__Work to do__
Render the material again word for word, skipping the pictures in it.

[start Excerpted records]

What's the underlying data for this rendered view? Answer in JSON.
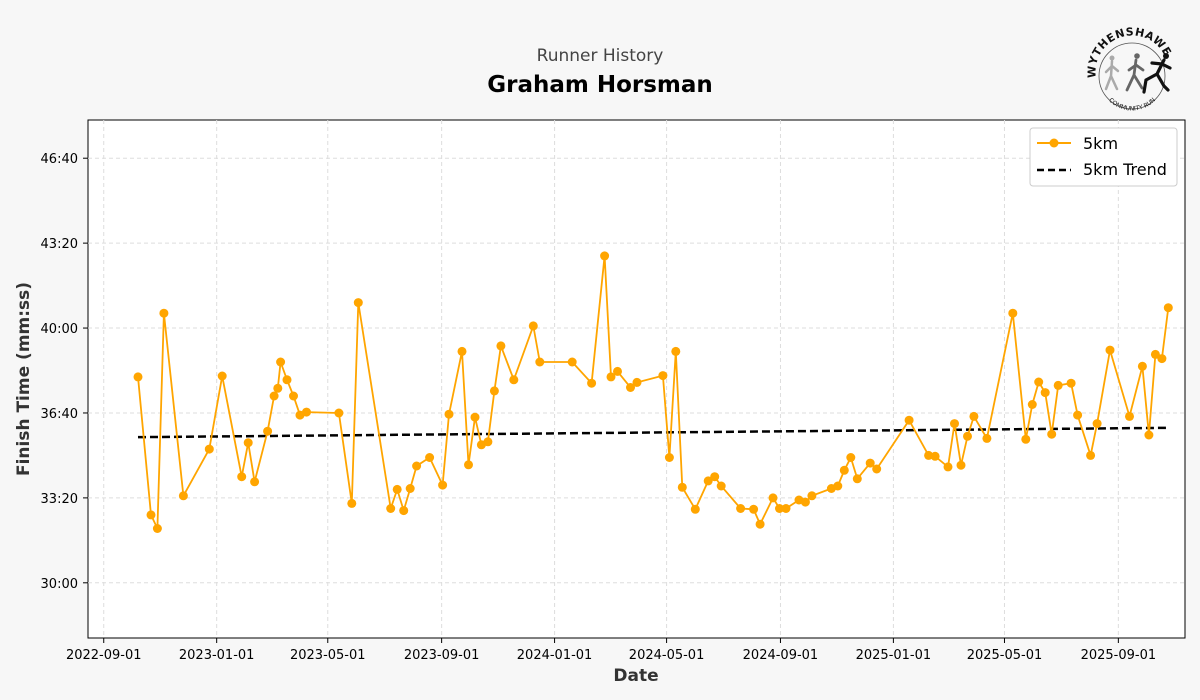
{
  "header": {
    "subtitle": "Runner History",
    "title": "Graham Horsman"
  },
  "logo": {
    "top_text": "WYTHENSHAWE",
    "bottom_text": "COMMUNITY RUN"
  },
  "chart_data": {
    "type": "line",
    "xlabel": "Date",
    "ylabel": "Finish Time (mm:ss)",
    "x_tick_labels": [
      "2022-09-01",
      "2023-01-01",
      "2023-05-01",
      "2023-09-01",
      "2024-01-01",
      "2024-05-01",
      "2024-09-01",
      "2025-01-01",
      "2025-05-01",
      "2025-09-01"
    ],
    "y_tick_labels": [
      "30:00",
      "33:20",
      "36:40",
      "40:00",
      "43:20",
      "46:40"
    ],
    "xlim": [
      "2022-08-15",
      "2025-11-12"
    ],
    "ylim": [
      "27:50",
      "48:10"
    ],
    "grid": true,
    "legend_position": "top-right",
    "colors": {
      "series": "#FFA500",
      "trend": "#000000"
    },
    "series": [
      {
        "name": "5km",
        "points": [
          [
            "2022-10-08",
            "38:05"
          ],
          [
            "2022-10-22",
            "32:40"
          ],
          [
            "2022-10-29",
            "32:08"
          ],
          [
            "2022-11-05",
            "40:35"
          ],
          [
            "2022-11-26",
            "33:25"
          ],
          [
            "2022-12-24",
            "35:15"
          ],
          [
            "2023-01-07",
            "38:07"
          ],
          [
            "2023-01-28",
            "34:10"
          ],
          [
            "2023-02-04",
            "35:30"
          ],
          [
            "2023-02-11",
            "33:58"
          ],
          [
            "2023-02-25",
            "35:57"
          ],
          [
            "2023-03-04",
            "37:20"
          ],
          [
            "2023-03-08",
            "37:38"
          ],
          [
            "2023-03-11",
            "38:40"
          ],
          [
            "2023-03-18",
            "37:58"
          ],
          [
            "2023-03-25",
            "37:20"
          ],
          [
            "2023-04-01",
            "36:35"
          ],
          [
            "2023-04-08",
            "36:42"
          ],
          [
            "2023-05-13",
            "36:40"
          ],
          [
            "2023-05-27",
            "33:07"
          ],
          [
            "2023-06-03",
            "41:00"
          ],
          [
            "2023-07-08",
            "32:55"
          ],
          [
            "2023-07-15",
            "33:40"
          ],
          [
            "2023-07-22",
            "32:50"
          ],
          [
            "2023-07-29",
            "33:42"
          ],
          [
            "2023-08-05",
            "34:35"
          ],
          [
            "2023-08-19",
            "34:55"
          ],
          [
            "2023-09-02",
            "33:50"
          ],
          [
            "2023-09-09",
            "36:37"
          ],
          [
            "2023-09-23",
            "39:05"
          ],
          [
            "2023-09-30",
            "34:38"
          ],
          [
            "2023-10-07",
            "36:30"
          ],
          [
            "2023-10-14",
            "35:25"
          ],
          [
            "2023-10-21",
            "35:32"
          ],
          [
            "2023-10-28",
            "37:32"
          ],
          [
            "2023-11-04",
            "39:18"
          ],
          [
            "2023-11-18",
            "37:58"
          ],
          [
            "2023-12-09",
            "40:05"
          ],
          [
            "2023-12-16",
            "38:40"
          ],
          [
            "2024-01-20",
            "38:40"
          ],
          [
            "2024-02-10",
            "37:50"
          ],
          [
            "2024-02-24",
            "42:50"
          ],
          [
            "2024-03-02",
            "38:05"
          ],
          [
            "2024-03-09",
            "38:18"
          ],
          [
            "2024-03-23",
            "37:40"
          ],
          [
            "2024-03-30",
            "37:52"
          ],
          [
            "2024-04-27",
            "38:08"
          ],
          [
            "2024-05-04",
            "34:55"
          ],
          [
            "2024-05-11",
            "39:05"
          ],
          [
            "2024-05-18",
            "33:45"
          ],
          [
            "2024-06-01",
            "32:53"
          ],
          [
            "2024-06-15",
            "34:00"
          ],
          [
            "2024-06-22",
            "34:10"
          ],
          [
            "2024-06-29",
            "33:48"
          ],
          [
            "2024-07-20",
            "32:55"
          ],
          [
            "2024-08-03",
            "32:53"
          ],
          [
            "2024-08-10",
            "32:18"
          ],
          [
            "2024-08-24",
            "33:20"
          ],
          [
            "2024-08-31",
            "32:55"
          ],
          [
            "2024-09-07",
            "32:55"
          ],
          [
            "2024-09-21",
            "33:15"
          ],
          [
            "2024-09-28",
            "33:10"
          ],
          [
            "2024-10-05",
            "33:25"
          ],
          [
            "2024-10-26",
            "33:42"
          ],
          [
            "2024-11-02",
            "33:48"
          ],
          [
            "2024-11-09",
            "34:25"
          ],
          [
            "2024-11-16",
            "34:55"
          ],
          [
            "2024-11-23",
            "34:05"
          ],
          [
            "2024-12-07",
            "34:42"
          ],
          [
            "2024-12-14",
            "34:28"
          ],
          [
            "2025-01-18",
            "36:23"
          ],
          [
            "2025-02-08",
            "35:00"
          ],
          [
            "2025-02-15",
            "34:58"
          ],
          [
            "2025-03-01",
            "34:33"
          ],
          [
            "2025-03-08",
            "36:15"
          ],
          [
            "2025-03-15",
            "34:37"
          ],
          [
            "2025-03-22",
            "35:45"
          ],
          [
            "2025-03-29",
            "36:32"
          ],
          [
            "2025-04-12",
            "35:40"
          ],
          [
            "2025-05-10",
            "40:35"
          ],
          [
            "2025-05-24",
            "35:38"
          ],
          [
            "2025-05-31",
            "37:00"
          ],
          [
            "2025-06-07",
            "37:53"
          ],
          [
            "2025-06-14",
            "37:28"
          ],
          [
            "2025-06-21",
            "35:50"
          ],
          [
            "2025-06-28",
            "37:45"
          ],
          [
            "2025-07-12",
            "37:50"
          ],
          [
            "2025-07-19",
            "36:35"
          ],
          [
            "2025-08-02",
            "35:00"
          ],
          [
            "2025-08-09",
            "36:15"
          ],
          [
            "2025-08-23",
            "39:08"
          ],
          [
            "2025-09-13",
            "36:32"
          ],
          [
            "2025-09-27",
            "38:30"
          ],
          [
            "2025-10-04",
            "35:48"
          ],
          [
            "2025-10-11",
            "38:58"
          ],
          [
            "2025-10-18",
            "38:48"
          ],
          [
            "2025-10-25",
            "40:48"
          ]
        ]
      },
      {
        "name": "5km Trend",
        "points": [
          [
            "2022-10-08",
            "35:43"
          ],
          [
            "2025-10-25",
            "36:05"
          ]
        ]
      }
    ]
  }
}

[end Excerpted records]

__Solution to the problem__
What's the underlying data for this rendered view? Answer in JSON.
{
  "header": {
    "subtitle": "Runner History",
    "title": "Graham Horsman"
  },
  "logo": {
    "top_text": "WYTHENSHAWE",
    "bottom_text": "COMMUNITY RUN"
  },
  "chart_data": {
    "type": "line",
    "xlabel": "Date",
    "ylabel": "Finish Time (mm:ss)",
    "x_tick_labels": [
      "2022-09-01",
      "2023-01-01",
      "2023-05-01",
      "2023-09-01",
      "2024-01-01",
      "2024-05-01",
      "2024-09-01",
      "2025-01-01",
      "2025-05-01",
      "2025-09-01"
    ],
    "y_tick_labels": [
      "30:00",
      "33:20",
      "36:40",
      "40:00",
      "43:20",
      "46:40"
    ],
    "xlim": [
      "2022-08-15",
      "2025-11-12"
    ],
    "ylim": [
      "27:50",
      "48:10"
    ],
    "grid": true,
    "legend_position": "top-right",
    "colors": {
      "series": "#FFA500",
      "trend": "#000000"
    },
    "series": [
      {
        "name": "5km",
        "points": [
          [
            "2022-10-08",
            "38:05"
          ],
          [
            "2022-10-22",
            "32:40"
          ],
          [
            "2022-10-29",
            "32:08"
          ],
          [
            "2022-11-05",
            "40:35"
          ],
          [
            "2022-11-26",
            "33:25"
          ],
          [
            "2022-12-24",
            "35:15"
          ],
          [
            "2023-01-07",
            "38:07"
          ],
          [
            "2023-01-28",
            "34:10"
          ],
          [
            "2023-02-04",
            "35:30"
          ],
          [
            "2023-02-11",
            "33:58"
          ],
          [
            "2023-02-25",
            "35:57"
          ],
          [
            "2023-03-04",
            "37:20"
          ],
          [
            "2023-03-08",
            "37:38"
          ],
          [
            "2023-03-11",
            "38:40"
          ],
          [
            "2023-03-18",
            "37:58"
          ],
          [
            "2023-03-25",
            "37:20"
          ],
          [
            "2023-04-01",
            "36:35"
          ],
          [
            "2023-04-08",
            "36:42"
          ],
          [
            "2023-05-13",
            "36:40"
          ],
          [
            "2023-05-27",
            "33:07"
          ],
          [
            "2023-06-03",
            "41:00"
          ],
          [
            "2023-07-08",
            "32:55"
          ],
          [
            "2023-07-15",
            "33:40"
          ],
          [
            "2023-07-22",
            "32:50"
          ],
          [
            "2023-07-29",
            "33:42"
          ],
          [
            "2023-08-05",
            "34:35"
          ],
          [
            "2023-08-19",
            "34:55"
          ],
          [
            "2023-09-02",
            "33:50"
          ],
          [
            "2023-09-09",
            "36:37"
          ],
          [
            "2023-09-23",
            "39:05"
          ],
          [
            "2023-09-30",
            "34:38"
          ],
          [
            "2023-10-07",
            "36:30"
          ],
          [
            "2023-10-14",
            "35:25"
          ],
          [
            "2023-10-21",
            "35:32"
          ],
          [
            "2023-10-28",
            "37:32"
          ],
          [
            "2023-11-04",
            "39:18"
          ],
          [
            "2023-11-18",
            "37:58"
          ],
          [
            "2023-12-09",
            "40:05"
          ],
          [
            "2023-12-16",
            "38:40"
          ],
          [
            "2024-01-20",
            "38:40"
          ],
          [
            "2024-02-10",
            "37:50"
          ],
          [
            "2024-02-24",
            "42:50"
          ],
          [
            "2024-03-02",
            "38:05"
          ],
          [
            "2024-03-09",
            "38:18"
          ],
          [
            "2024-03-23",
            "37:40"
          ],
          [
            "2024-03-30",
            "37:52"
          ],
          [
            "2024-04-27",
            "38:08"
          ],
          [
            "2024-05-04",
            "34:55"
          ],
          [
            "2024-05-11",
            "39:05"
          ],
          [
            "2024-05-18",
            "33:45"
          ],
          [
            "2024-06-01",
            "32:53"
          ],
          [
            "2024-06-15",
            "34:00"
          ],
          [
            "2024-06-22",
            "34:10"
          ],
          [
            "2024-06-29",
            "33:48"
          ],
          [
            "2024-07-20",
            "32:55"
          ],
          [
            "2024-08-03",
            "32:53"
          ],
          [
            "2024-08-10",
            "32:18"
          ],
          [
            "2024-08-24",
            "33:20"
          ],
          [
            "2024-08-31",
            "32:55"
          ],
          [
            "2024-09-07",
            "32:55"
          ],
          [
            "2024-09-21",
            "33:15"
          ],
          [
            "2024-09-28",
            "33:10"
          ],
          [
            "2024-10-05",
            "33:25"
          ],
          [
            "2024-10-26",
            "33:42"
          ],
          [
            "2024-11-02",
            "33:48"
          ],
          [
            "2024-11-09",
            "34:25"
          ],
          [
            "2024-11-16",
            "34:55"
          ],
          [
            "2024-11-23",
            "34:05"
          ],
          [
            "2024-12-07",
            "34:42"
          ],
          [
            "2024-12-14",
            "34:28"
          ],
          [
            "2025-01-18",
            "36:23"
          ],
          [
            "2025-02-08",
            "35:00"
          ],
          [
            "2025-02-15",
            "34:58"
          ],
          [
            "2025-03-01",
            "34:33"
          ],
          [
            "2025-03-08",
            "36:15"
          ],
          [
            "2025-03-15",
            "34:37"
          ],
          [
            "2025-03-22",
            "35:45"
          ],
          [
            "2025-03-29",
            "36:32"
          ],
          [
            "2025-04-12",
            "35:40"
          ],
          [
            "2025-05-10",
            "40:35"
          ],
          [
            "2025-05-24",
            "35:38"
          ],
          [
            "2025-05-31",
            "37:00"
          ],
          [
            "2025-06-07",
            "37:53"
          ],
          [
            "2025-06-14",
            "37:28"
          ],
          [
            "2025-06-21",
            "35:50"
          ],
          [
            "2025-06-28",
            "37:45"
          ],
          [
            "2025-07-12",
            "37:50"
          ],
          [
            "2025-07-19",
            "36:35"
          ],
          [
            "2025-08-02",
            "35:00"
          ],
          [
            "2025-08-09",
            "36:15"
          ],
          [
            "2025-08-23",
            "39:08"
          ],
          [
            "2025-09-13",
            "36:32"
          ],
          [
            "2025-09-27",
            "38:30"
          ],
          [
            "2025-10-04",
            "35:48"
          ],
          [
            "2025-10-11",
            "38:58"
          ],
          [
            "2025-10-18",
            "38:48"
          ],
          [
            "2025-10-25",
            "40:48"
          ]
        ]
      },
      {
        "name": "5km Trend",
        "points": [
          [
            "2022-10-08",
            "35:43"
          ],
          [
            "2025-10-25",
            "36:05"
          ]
        ]
      }
    ]
  }
}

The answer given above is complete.